___ RECORDS SHOWN ___
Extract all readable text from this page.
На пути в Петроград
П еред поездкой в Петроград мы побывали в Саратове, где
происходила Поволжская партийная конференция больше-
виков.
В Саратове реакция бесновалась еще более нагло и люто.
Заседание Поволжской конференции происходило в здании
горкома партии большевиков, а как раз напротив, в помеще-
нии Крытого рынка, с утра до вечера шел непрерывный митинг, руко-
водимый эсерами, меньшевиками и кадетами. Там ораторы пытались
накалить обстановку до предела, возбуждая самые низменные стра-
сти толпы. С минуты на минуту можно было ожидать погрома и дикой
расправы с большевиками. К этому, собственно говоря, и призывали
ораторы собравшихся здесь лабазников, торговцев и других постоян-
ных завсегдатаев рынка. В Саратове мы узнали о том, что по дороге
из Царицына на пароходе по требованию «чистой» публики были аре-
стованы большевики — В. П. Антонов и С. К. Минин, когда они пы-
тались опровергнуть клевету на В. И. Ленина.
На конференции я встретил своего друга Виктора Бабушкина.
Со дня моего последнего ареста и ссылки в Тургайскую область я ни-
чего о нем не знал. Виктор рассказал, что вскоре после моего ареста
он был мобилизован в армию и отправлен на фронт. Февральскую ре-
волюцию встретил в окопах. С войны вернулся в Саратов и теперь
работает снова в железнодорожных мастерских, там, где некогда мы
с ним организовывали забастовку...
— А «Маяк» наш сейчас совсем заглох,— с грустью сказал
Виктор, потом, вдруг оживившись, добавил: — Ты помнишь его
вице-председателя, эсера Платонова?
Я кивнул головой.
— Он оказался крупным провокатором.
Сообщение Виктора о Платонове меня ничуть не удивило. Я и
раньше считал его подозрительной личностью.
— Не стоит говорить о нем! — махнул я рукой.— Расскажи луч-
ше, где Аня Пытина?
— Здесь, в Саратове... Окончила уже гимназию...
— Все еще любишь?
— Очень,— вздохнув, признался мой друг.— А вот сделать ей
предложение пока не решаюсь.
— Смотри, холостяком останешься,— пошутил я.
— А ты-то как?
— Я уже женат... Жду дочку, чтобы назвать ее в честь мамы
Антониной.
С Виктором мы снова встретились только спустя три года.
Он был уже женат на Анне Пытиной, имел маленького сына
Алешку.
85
___
--- EXERCISE ---
Reply with one number: the count of lines in the entries that include the word "рынка".

--- ANSWER IN FULL ---
2